§ EXERCISE DIRECTIONS: Rewrite these items with every "bar-chart-bar" swapped for "bar-chart-column", leaving everything else as it is.

§ RECORD EXCERPTS:

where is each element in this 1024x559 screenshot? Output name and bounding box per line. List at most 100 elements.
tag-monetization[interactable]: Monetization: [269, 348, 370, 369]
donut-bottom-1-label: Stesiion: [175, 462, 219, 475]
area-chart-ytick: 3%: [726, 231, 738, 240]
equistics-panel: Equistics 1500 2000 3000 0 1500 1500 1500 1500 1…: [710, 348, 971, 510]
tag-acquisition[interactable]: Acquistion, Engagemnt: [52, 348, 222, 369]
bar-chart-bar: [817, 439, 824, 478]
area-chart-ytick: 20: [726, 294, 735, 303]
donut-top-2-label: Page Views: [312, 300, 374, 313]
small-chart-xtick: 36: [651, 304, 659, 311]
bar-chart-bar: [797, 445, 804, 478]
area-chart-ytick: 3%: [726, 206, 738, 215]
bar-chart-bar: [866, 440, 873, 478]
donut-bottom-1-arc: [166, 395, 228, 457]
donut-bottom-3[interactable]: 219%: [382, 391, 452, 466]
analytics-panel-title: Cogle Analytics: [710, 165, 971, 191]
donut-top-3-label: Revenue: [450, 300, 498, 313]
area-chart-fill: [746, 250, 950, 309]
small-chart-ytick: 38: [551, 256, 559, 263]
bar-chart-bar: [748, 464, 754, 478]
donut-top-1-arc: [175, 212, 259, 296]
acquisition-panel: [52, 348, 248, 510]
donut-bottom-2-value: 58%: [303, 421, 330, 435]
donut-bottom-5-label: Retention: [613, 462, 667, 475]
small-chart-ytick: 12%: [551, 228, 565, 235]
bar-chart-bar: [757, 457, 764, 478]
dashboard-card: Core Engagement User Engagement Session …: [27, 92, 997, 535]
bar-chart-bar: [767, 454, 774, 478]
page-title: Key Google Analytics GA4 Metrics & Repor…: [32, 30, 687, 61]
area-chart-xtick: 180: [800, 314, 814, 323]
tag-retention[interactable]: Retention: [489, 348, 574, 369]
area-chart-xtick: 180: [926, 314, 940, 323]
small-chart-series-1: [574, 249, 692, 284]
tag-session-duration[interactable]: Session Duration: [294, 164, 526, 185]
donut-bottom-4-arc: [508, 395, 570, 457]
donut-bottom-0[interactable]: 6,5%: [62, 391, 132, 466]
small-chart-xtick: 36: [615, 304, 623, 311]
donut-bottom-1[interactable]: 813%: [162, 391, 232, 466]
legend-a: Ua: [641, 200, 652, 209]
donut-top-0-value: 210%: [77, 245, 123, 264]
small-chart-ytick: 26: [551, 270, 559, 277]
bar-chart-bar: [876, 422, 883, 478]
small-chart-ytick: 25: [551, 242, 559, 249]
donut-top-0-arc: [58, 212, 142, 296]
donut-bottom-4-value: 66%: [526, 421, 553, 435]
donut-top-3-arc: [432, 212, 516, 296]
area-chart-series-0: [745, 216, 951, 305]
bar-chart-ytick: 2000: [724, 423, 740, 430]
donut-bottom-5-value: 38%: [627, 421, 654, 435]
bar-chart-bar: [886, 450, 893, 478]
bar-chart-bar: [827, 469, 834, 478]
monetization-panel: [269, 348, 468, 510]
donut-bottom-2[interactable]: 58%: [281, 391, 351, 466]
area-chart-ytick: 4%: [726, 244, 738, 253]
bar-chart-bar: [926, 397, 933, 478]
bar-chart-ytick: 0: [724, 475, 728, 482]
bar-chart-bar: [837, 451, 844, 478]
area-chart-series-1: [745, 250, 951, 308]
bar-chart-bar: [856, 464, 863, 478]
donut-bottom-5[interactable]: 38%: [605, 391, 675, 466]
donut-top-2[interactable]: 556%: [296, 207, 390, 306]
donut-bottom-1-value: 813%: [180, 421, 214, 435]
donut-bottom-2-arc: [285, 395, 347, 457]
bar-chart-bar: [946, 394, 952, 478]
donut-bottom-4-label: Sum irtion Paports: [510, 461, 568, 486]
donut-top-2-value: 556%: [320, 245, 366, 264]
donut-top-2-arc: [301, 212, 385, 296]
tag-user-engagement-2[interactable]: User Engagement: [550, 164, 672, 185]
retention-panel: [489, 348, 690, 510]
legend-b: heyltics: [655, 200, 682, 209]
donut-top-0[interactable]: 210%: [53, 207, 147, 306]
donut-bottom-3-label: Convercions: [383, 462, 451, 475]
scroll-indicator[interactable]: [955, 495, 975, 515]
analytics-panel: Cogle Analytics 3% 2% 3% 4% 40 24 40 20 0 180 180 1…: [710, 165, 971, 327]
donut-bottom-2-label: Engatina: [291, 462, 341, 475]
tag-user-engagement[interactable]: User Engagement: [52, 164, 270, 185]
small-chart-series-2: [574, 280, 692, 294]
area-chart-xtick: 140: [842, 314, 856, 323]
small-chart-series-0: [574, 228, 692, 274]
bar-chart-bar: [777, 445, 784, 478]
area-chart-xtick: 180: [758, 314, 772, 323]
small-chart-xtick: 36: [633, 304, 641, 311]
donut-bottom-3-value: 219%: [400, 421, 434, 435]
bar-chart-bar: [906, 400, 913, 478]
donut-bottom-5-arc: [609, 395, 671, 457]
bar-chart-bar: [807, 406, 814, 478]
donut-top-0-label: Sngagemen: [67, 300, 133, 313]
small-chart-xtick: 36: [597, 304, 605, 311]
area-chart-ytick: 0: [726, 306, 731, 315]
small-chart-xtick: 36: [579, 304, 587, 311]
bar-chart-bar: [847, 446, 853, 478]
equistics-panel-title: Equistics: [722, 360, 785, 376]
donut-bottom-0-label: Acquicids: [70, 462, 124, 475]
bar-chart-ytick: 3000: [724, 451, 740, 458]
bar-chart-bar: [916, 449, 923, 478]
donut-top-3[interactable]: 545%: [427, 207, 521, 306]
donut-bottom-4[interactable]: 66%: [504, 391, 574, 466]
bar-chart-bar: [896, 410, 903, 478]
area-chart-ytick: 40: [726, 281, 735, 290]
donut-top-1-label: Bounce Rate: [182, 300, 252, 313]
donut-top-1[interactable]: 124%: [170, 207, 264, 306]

§ SOLUTION:
where is each element in this 1024x559 screenshot? Output name and bounding box per line. List at most 100 elements.
tag-monetization[interactable]: Monetization: [269, 348, 370, 369]
donut-bottom-1-label: Stesiion: [175, 462, 219, 475]
area-chart-ytick: 3%: [726, 231, 738, 240]
equistics-panel: Equistics 1500 2000 3000 0 1500 1500 1500 1500 1…: [710, 348, 971, 510]
tag-acquisition[interactable]: Acquistion, Engagemnt: [52, 348, 222, 369]
bar-chart-column: [817, 439, 824, 478]
area-chart-ytick: 20: [726, 294, 735, 303]
donut-top-2-label: Page Views: [312, 300, 374, 313]
small-chart-xtick: 36: [651, 304, 659, 311]
bar-chart-column: [797, 445, 804, 478]
area-chart-ytick: 3%: [726, 206, 738, 215]
bar-chart-column: [866, 440, 873, 478]
donut-bottom-1-arc: [166, 395, 228, 457]
donut-bottom-3[interactable]: 219%: [382, 391, 452, 466]
analytics-panel-title: Cogle Analytics: [710, 165, 971, 191]
donut-top-3-label: Revenue: [450, 300, 498, 313]
area-chart-fill: [746, 250, 950, 309]
small-chart-ytick: 38: [551, 256, 559, 263]
bar-chart-column: [748, 464, 754, 478]
donut-top-1-arc: [175, 212, 259, 296]
acquisition-panel: [52, 348, 248, 510]
donut-bottom-2-value: 58%: [303, 421, 330, 435]
donut-bottom-5-label: Retention: [613, 462, 667, 475]
small-chart-ytick: 12%: [551, 228, 565, 235]
bar-chart-column: [757, 457, 764, 478]
dashboard-card: Core Engagement User Engagement Session …: [27, 92, 997, 535]
bar-chart-column: [767, 454, 774, 478]
page-title: Key Google Analytics GA4 Metrics & Repor…: [32, 30, 687, 61]
area-chart-xtick: 180: [800, 314, 814, 323]
tag-retention[interactable]: Retention: [489, 348, 574, 369]
area-chart-xtick: 180: [926, 314, 940, 323]
small-chart-series-1: [574, 249, 692, 284]
tag-session-duration[interactable]: Session Duration: [294, 164, 526, 185]
donut-bottom-4-arc: [508, 395, 570, 457]
donut-bottom-0[interactable]: 6,5%: [62, 391, 132, 466]
small-chart-xtick: 36: [615, 304, 623, 311]
donut-bottom-1[interactable]: 813%: [162, 391, 232, 466]
legend-a: Ua: [641, 200, 652, 209]
donut-top-0-value: 210%: [77, 245, 123, 264]
small-chart-ytick: 26: [551, 270, 559, 277]
bar-chart-column: [876, 422, 883, 478]
small-chart-ytick: 25: [551, 242, 559, 249]
donut-top-0-arc: [58, 212, 142, 296]
donut-bottom-4-value: 66%: [526, 421, 553, 435]
donut-top-3-arc: [432, 212, 516, 296]
area-chart-series-0: [745, 216, 951, 305]
bar-chart-ytick: 2000: [724, 423, 740, 430]
donut-bottom-5-value: 38%: [627, 421, 654, 435]
bar-chart-column: [886, 450, 893, 478]
bar-chart-column: [827, 469, 834, 478]
monetization-panel: [269, 348, 468, 510]
donut-bottom-2[interactable]: 58%: [281, 391, 351, 466]
area-chart-ytick: 4%: [726, 244, 738, 253]
bar-chart-column: [926, 397, 933, 478]
bar-chart-ytick: 0: [724, 475, 728, 482]
bar-chart-column: [837, 451, 844, 478]
area-chart-series-1: [745, 250, 951, 308]
bar-chart-column: [856, 464, 863, 478]
donut-bottom-5[interactable]: 38%: [605, 391, 675, 466]
donut-top-2[interactable]: 556%: [296, 207, 390, 306]
donut-bottom-1-value: 813%: [180, 421, 214, 435]
donut-bottom-2-arc: [285, 395, 347, 457]
bar-chart-column: [946, 394, 952, 478]
donut-bottom-4-label: Sum irtion Paports: [510, 461, 568, 486]
donut-top-2-value: 556%: [320, 245, 366, 264]
donut-top-2-arc: [301, 212, 385, 296]
tag-user-engagement-2[interactable]: User Engagement: [550, 164, 672, 185]
retention-panel: [489, 348, 690, 510]
legend-b: heyltics: [655, 200, 682, 209]
donut-top-0[interactable]: 210%: [53, 207, 147, 306]
donut-bottom-3-label: Convercions: [383, 462, 451, 475]
scroll-indicator[interactable]: [955, 495, 975, 515]
analytics-panel: Cogle Analytics 3% 2% 3% 4% 40 24 40 20 0 180 180 1…: [710, 165, 971, 327]
donut-bottom-2-label: Engatina: [291, 462, 341, 475]
tag-user-engagement[interactable]: User Engagement: [52, 164, 270, 185]
small-chart-series-2: [574, 280, 692, 294]
area-chart-xtick: 140: [842, 314, 856, 323]
small-chart-series-0: [574, 228, 692, 274]
bar-chart-column: [777, 445, 784, 478]
area-chart-xtick: 180: [758, 314, 772, 323]
small-chart-xtick: 36: [633, 304, 641, 311]
donut-bottom-3-value: 219%: [400, 421, 434, 435]
bar-chart-column: [906, 400, 913, 478]
donut-bottom-5-arc: [609, 395, 671, 457]
bar-chart-column: [807, 406, 814, 478]
donut-top-0-label: Sngagemen: [67, 300, 133, 313]
small-chart-xtick: 36: [597, 304, 605, 311]
area-chart-ytick: 0: [726, 306, 731, 315]
small-chart-xtick: 36: [579, 304, 587, 311]
bar-chart-column: [847, 446, 853, 478]
equistics-panel-title: Equistics: [722, 360, 785, 376]
donut-bottom-0-label: Acquicids: [70, 462, 124, 475]
bar-chart-ytick: 3000: [724, 451, 740, 458]
bar-chart-column: [916, 449, 923, 478]
donut-top-3[interactable]: 545%: [427, 207, 521, 306]
donut-bottom-4[interactable]: 66%: [504, 391, 574, 466]
bar-chart-column: [896, 410, 903, 478]
area-chart-ytick: 40: [726, 281, 735, 290]
donut-top-1-label: Bounce Rate: [182, 300, 252, 313]
donut-top-1[interactable]: 124%: [170, 207, 264, 306]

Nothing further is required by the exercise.